The request: Within the records that follow, find every line containing the string "from". Copy those lines.
★ ★ ★ ★ ★ ★ ★
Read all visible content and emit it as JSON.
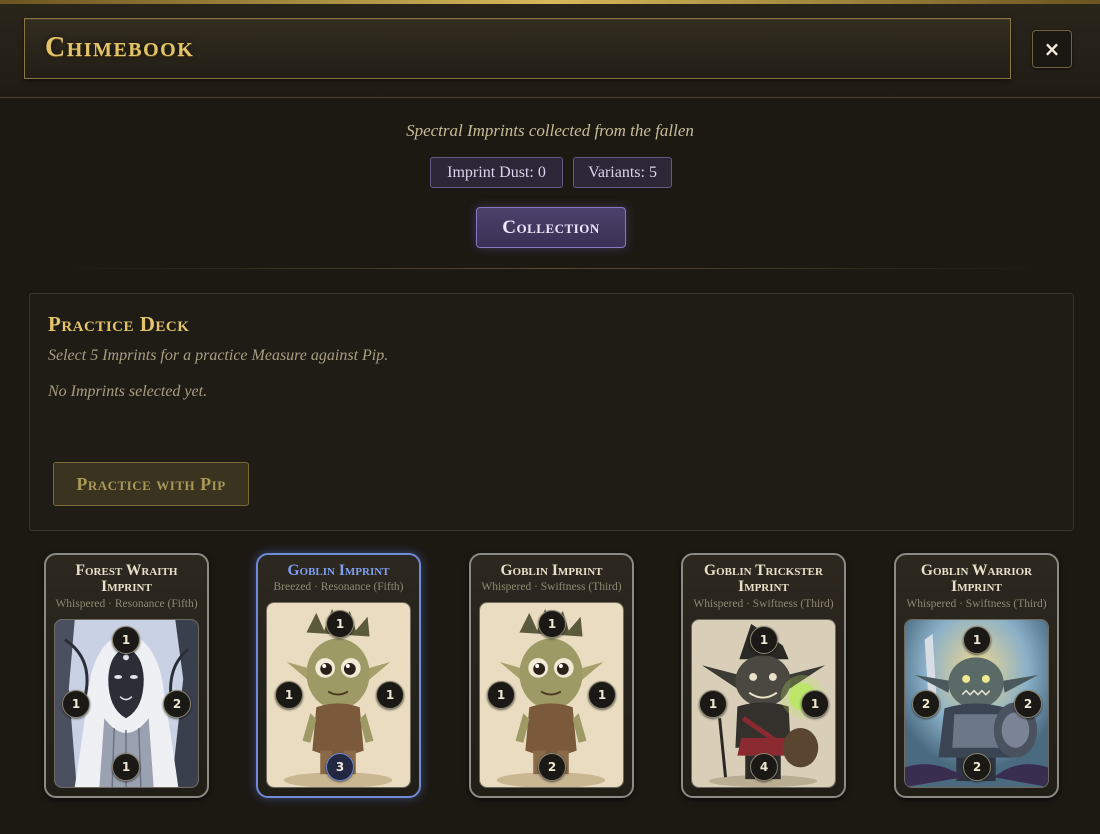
{
  "window": {
    "title": "Chimebook",
    "close_label": "×"
  },
  "header": {
    "subtitle": "Spectral Imprints collected from the fallen",
    "stats": {
      "dust_label": "Imprint Dust: 0",
      "variants_label": "Variants: 5"
    },
    "collection_button": "Collection"
  },
  "practice": {
    "title": "Practice Deck",
    "description": "Select 5 Imprints for a practice Measure against Pip.",
    "empty_text": "No Imprints selected yet.",
    "button_label": "Practice with Pip"
  },
  "cards": [
    {
      "name": "Forest Wraith Imprint",
      "subtitle": "Whispered · Resonance (Fifth)",
      "selected": false,
      "stats": {
        "top": "1",
        "left": "1",
        "right": "2",
        "bottom": "1"
      },
      "art": "forest-wraith-icon"
    },
    {
      "name": "Goblin Imprint",
      "subtitle": "Breezed · Resonance (Fifth)",
      "selected": true,
      "stats": {
        "top": "1",
        "left": "1",
        "right": "1",
        "bottom": "3"
      },
      "art": "goblin-icon"
    },
    {
      "name": "Goblin Imprint",
      "subtitle": "Whispered · Swiftness (Third)",
      "selected": false,
      "stats": {
        "top": "1",
        "left": "1",
        "right": "1",
        "bottom": "2"
      },
      "art": "goblin-icon"
    },
    {
      "name": "Goblin Trickster Imprint",
      "subtitle": "Whispered · Swiftness (Third)",
      "selected": false,
      "stats": {
        "top": "1",
        "left": "1",
        "right": "1",
        "bottom": "4"
      },
      "art": "goblin-trickster-icon"
    },
    {
      "name": "Goblin Warrior Imprint",
      "subtitle": "Whispered · Swiftness (Third)",
      "selected": false,
      "stats": {
        "top": "1",
        "left": "2",
        "right": "2",
        "bottom": "2"
      },
      "art": "goblin-warrior-icon"
    }
  ],
  "colors": {
    "gold_accent": "#e3c46a",
    "purple_accent": "#8a77c4",
    "selected_blue": "#6f8ad8",
    "background": "#1c1913"
  }
}
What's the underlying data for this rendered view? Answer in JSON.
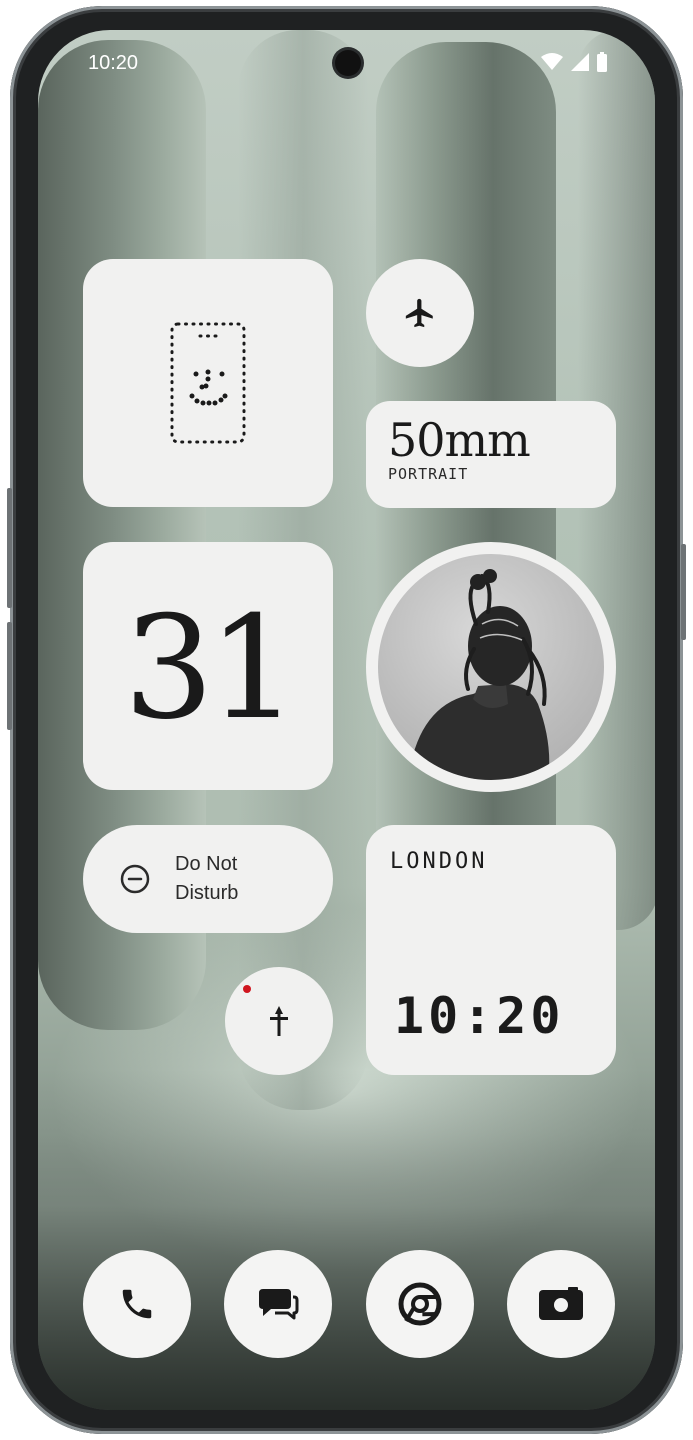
{
  "status_bar": {
    "time": "10:20",
    "icons": [
      "wifi-icon",
      "cellular-signal-icon",
      "battery-icon"
    ]
  },
  "widgets": {
    "face_widget": {
      "icon": "dot-matrix-smiley-phone-icon"
    },
    "airplane_mode": {
      "icon": "airplane-icon"
    },
    "camera_lens": {
      "value": "50mm",
      "mode": "PORTRAIT"
    },
    "date": {
      "day": "31"
    },
    "photo": {
      "subject": "portrait-photo"
    },
    "do_not_disturb": {
      "label_line1": "Do Not",
      "label_line2": "Disturb",
      "icon": "minus-circle-icon"
    },
    "world_clock": {
      "city": "LONDON",
      "time": "10:20"
    },
    "shortcut": {
      "icon": "dagger-shortcut-icon",
      "has_notification": true
    }
  },
  "dock": {
    "apps": [
      "phone-icon",
      "messages-icon",
      "chrome-icon",
      "camera-icon"
    ]
  },
  "colors": {
    "widget_bg": "#f1f1f0",
    "text": "#1a1a1a",
    "notification_dot": "#d0161f",
    "wallpaper_primary": "#aebdb1"
  }
}
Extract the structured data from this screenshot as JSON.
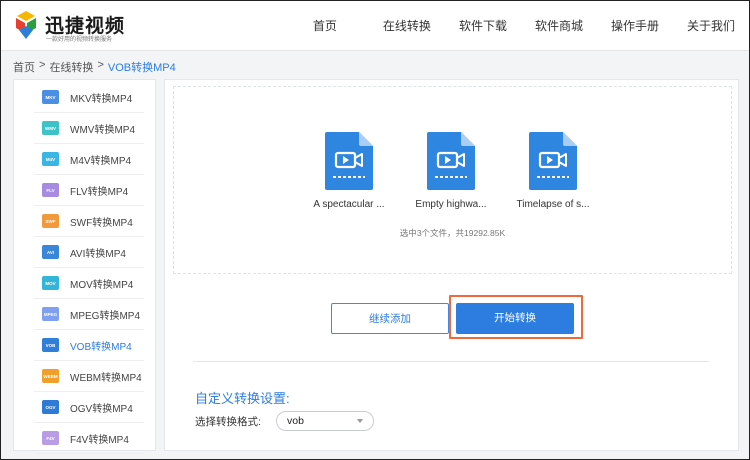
{
  "header": {
    "logo_title": "迅捷视频",
    "logo_slogan": "一款好用的视频转换服务",
    "nav": [
      "首页",
      "在线转换",
      "软件下载",
      "软件商城",
      "操作手册",
      "关于我们"
    ]
  },
  "breadcrumb": {
    "home": "首页",
    "sep": ">",
    "section": "在线转换",
    "current": "VOB转换MP4"
  },
  "sidebar": {
    "items": [
      {
        "icon": "MKV",
        "label": "MKV转换MP4",
        "color": "#4a8fe4"
      },
      {
        "icon": "WMV",
        "label": "WMV转换MP4",
        "color": "#3ec2c8"
      },
      {
        "icon": "M4V",
        "label": "M4V转换MP4",
        "color": "#3ab6e4"
      },
      {
        "icon": "FLV",
        "label": "FLV转换MP4",
        "color": "#a68be0"
      },
      {
        "icon": "SWF",
        "label": "SWF转换MP4",
        "color": "#f29a3b"
      },
      {
        "icon": "AVI",
        "label": "AVI转换MP4",
        "color": "#3a86d8"
      },
      {
        "icon": "MOV",
        "label": "MOV转换MP4",
        "color": "#32b5d8"
      },
      {
        "icon": "MPEG",
        "label": "MPEG转换MP4",
        "color": "#7f9ff0"
      },
      {
        "icon": "VOB",
        "label": "VOB转换MP4",
        "color": "#2f7fd9"
      },
      {
        "icon": "WEBM",
        "label": "WEBM转换MP4",
        "color": "#f0a02a"
      },
      {
        "icon": "OGV",
        "label": "OGV转换MP4",
        "color": "#2d7bd6"
      },
      {
        "icon": "F4V",
        "label": "F4V转换MP4",
        "color": "#b89de6"
      }
    ],
    "active_index": 8
  },
  "files": [
    {
      "name": "A spectacular ..."
    },
    {
      "name": "Empty highwa..."
    },
    {
      "name": "Timelapse of s..."
    }
  ],
  "summary": "选中3个文件，共19292.85K",
  "buttons": {
    "add": "继续添加",
    "start": "开始转换"
  },
  "settings": {
    "title": "自定义转换设置:",
    "format_label": "选择转换格式:",
    "format_value": "vob"
  },
  "colors": {
    "accent": "#2d7de0",
    "highlight": "#f0693a",
    "file_icon": "#2f86e0"
  }
}
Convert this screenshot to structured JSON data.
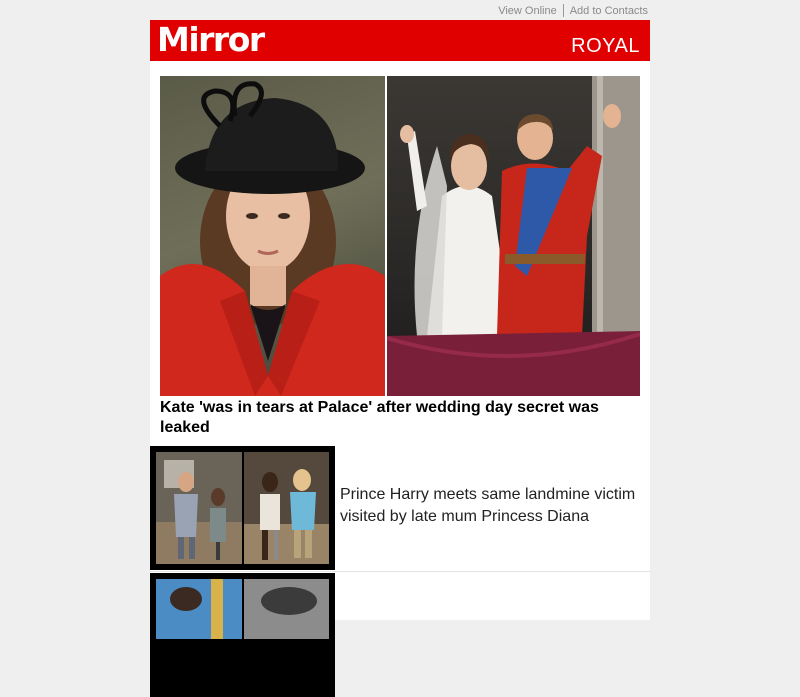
{
  "topbar": {
    "view_online": "View Online",
    "add_to_contacts": "Add to Contacts"
  },
  "header": {
    "logo": "Mirror",
    "section": "ROYAL",
    "brand_color": "#e00000"
  },
  "lead_story": {
    "headline": "Kate 'was in tears at Palace' after wedding day secret was leaked"
  },
  "stories": [
    {
      "title": "Prince Harry meets same landmine victim visited by late mum Princess Diana"
    },
    {
      "title": ""
    }
  ]
}
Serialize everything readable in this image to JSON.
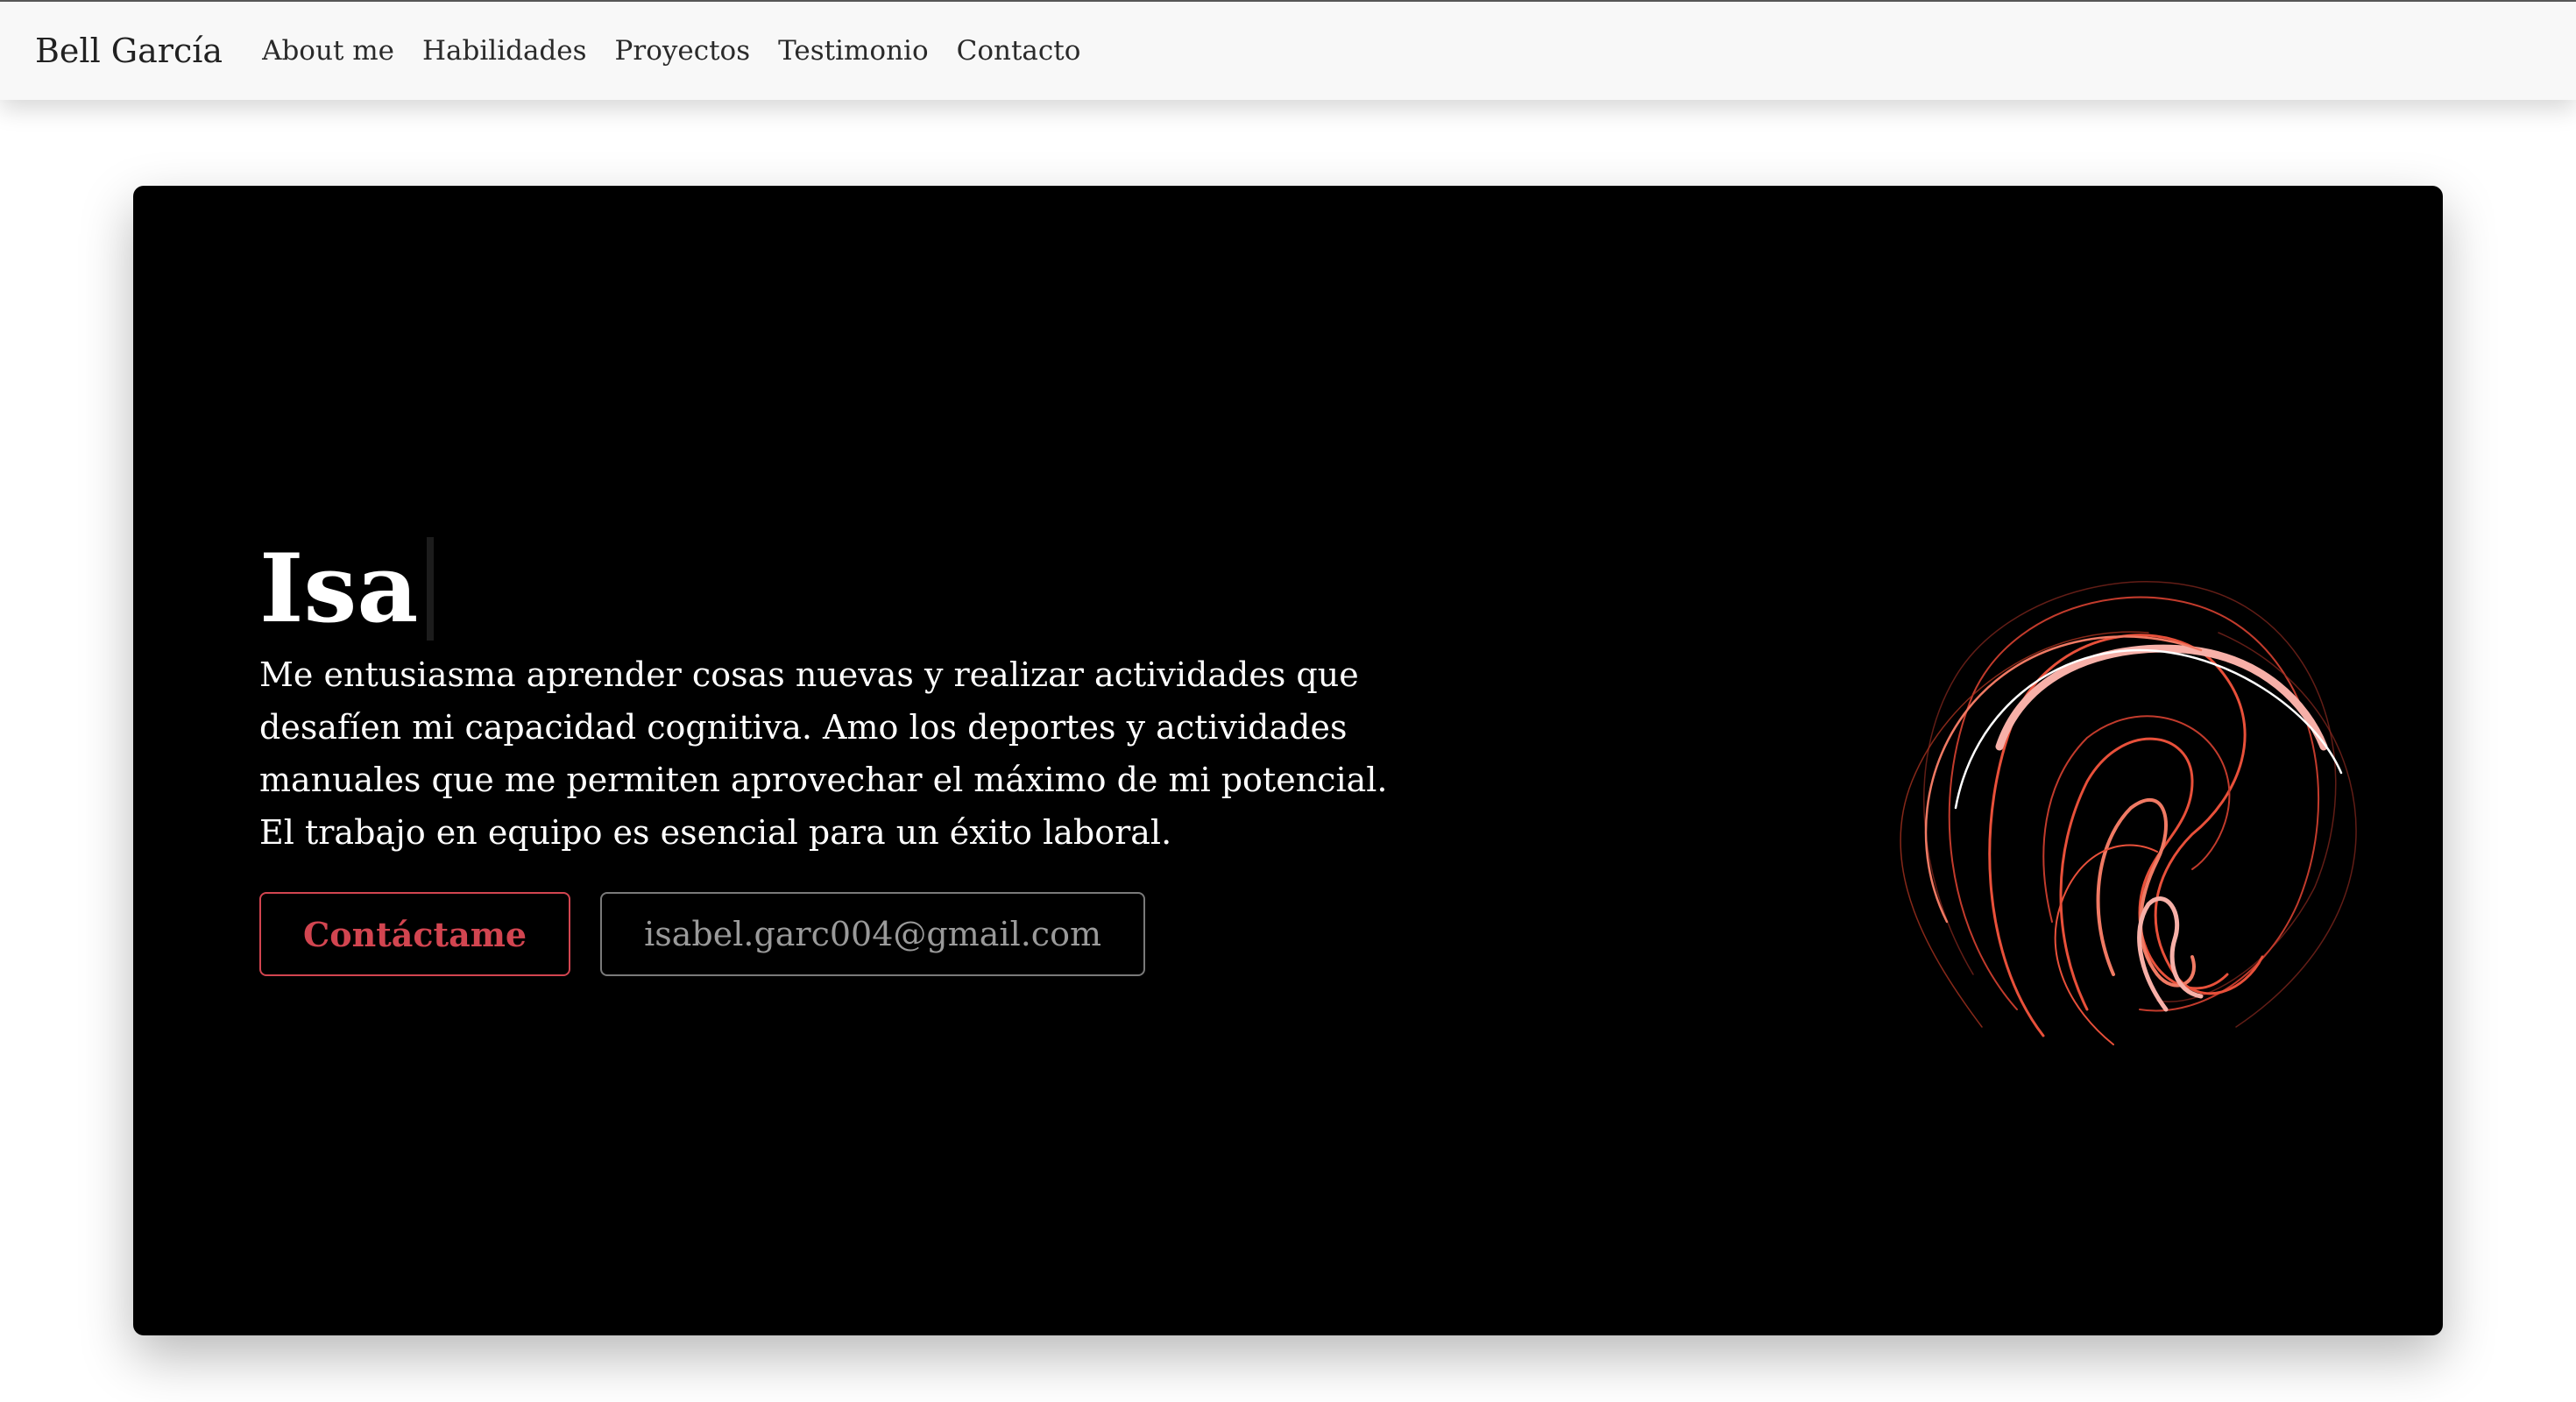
{
  "navbar": {
    "brand": "Bell García",
    "links": [
      "About me",
      "Habilidades",
      "Proyectos",
      "Testimonio",
      "Contacto"
    ]
  },
  "hero": {
    "title": "Isa",
    "description": "Me entusiasma aprender cosas nuevas y realizar actividades que desafíen mi capacidad cognitiva. Amo los deportes y actividades manuales que me permiten aprovechar el máximo de mi potencial. El trabajo en equipo es esencial para un éxito laboral.",
    "contact_button": "Contáctame",
    "email_button": "isabel.garc004@gmail.com"
  },
  "colors": {
    "accent": "#d24550",
    "hero_background": "#000000",
    "navbar_background": "#f8f8f8",
    "swirl_primary": "#e8503a",
    "swirl_light": "#f7b0a8"
  },
  "icons": {
    "hero_graphic": "red-line-swirl"
  }
}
★ ★ ★ ★ ★ ★ ★
Response:
    "subtitle": "Spectral Imprints collected from the fallen",
Extract the structured data from this screenshot as JSON.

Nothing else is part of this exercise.